===== ARTICLE =====
After the radical Islamist militias overthrew the regime led by former Syrian president Bashar Al-Assad on 8 December, Ahmed Al-Sharaa, commander of the main militia faction Hayat Tahrir Al-Sham (HTS), became the de facto ruler in Damascus.
Western and Arab diplomatic delegations flew to Damascus to greet him, hear his plans, and receive anticipated reassurances. Al-Sharaa’s position at the head of Syria’s Interim Government has now been made official, as on 29 January the militia faction leaders appointed him the country’s president, signalling the beginning of the transitional phase.
Al-Sharaa then delivered his first speech to the Syrian people. His long reluctance to address them directly, while granting lengthy interviews to Western media outlets, had been a main source of criticism and had fed suspicions of his intentions.
Many had anticipated that the speech would be given on 29 January during a victory celebration attended by the commanders of the militias that toppled Al-Assad. Instead, the event was not broadcast live, and news was only relayed afterwards in edited footage showing excerpts of speeches made by each commander who took to the podium.
A spokesman then read out the “Declaration of the Victory of the Syrian Revolution,” which included the decision to appoint Al-Sharaa president for the transitional phase and authorising him to form a Legislative Council that would serve until a permanent constitution is adopted.
The declaration also reiterated previous measures, such as the dissolution of the Baath Party and allied parties and of the parliament elected under Al-Assad last year. In addition to dissolving the Syrian Army and security apparatuses affiliated with the Al-Assad regime, the declaration formally dissolved all the anti-regime militia factions and rebel groups, saying that they would be merged into new national military and security bodies.
=====
*REQUIRED WORK*
(a) According to the article on Syria's transition, which bodies or groups did the "Declaration of the Victory of the Syrian Revolution" dissolve?
(b) In the article on Syria's transition, on what date did the militia faction leaders appoint Al-Sharaa president?
(c) Carry the article on Syria's transitional government forward from its final paragraph.
===== EXTRACTED ENTRIES =====
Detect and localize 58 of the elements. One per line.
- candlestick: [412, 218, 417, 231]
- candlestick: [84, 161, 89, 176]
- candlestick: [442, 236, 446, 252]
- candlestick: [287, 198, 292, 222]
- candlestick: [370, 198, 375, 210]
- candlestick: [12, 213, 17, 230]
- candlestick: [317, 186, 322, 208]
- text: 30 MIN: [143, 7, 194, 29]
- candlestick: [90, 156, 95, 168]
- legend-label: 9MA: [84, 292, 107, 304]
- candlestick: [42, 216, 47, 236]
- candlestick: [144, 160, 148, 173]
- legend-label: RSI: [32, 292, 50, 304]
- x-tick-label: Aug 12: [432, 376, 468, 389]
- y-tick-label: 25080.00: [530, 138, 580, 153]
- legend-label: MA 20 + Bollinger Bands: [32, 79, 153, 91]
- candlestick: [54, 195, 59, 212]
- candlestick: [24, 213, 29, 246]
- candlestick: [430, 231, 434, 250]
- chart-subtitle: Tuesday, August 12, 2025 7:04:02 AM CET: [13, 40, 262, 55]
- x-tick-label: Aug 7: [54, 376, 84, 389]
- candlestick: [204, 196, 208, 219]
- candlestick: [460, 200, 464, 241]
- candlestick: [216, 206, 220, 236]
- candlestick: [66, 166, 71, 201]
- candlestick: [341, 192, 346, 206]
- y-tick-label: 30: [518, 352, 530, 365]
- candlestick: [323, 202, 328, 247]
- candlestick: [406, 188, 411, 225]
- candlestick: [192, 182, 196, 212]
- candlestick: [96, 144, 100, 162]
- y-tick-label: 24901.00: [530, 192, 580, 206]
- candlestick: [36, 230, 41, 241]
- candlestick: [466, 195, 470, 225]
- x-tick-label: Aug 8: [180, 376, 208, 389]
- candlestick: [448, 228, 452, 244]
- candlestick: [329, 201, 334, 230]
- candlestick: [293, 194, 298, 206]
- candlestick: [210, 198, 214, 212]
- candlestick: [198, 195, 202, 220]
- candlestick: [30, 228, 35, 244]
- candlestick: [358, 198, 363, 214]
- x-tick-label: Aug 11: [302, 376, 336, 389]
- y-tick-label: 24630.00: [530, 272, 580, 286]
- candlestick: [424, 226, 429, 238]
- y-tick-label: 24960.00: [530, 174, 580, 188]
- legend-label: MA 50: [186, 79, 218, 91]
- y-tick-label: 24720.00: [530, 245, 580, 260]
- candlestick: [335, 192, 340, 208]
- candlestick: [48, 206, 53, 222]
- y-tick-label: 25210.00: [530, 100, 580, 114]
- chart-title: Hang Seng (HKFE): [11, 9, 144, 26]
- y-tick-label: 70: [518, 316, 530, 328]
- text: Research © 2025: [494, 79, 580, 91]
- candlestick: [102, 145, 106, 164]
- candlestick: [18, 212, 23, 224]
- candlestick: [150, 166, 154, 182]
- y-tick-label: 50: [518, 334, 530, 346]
=====
*SOLVED TASKS*
(a)
- The Baath Party and its allied parties
- The parliament elected under Al-Assad last year
- The Syrian Army
- The security apparatuses affiliated with the Al-Assad regime
- All the anti-regime militia factions and rebel groups

(b) 29 January.

(c)
The closed and exclusive celebratory function, the junta-like elevation of victorious comrades, and the brief press release about the ceremonies came as a disappointment to many Syrian activists and politicians. In addition to being excluded at this crucial stage, many fear that exclusion could become the dominant feature of the transitional process.
Others, however, dismissed such concerns. The HTS leader’s designation as president was a foregone conclusion, they said, and the hasty announcement was needed to fill an official void. It enabled Al-Sharaa to meet the Emir of Qatar the following day and then fly off to meet the Saudi crown prince in Riyadh and then head off to Turkey on Tuesday to meet the Turkish President Recep Tayyip Erdogan. During the closed event on 29 January, Al-Sharaa spoke of the priorities of the transitional phase: the need to fill the power vacuum at home, to preserve the civil peace, and to rebuild the Syrian economy. The next day, 30 January, he delivered his long-awaited speech to the Syrian people, addressing it to men and women, displaced persons, refugees in camps, the wounded and injured, the families of martyrs and missing persons, and all revolutionaries and activists.
It was an unexpectedly short speech – barely five minutes – yet it was packed with emotive messages, condemning the crimes of the Al-Assad regime, praising the sacrifices of the people and the revolutionaries who had defied and overcame the regime, and promising a brighter future for Syria.
Al-Sharaa said he had consulted legal experts, whose identities he did not disclose, to ensure that decisions taken during the transitional phase would conform to legal norms. While president during this critical stage in Syria’s history, he said, he would act not as the ruler but as a servant of the Syrian people.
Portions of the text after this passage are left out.